_Work to complete_: In the material below, identify each line bearing the word "技术领先之处". Reproduce those lines.

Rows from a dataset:
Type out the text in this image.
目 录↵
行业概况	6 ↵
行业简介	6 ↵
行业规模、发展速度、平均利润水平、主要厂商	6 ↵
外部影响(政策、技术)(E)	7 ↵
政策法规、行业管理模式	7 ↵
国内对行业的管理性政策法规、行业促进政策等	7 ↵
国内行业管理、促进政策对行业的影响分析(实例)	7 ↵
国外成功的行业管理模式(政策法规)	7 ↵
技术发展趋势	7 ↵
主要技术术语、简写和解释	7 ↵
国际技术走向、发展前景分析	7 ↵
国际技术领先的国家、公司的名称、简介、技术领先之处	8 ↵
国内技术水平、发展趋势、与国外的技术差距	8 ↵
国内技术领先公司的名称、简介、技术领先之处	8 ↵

_Solution to the exercise_:
国际技术领先的国家、公司的名称、简介、技术领先之处	8 ↵
国内技术领先公司的名称、简介、技术领先之处	8 ↵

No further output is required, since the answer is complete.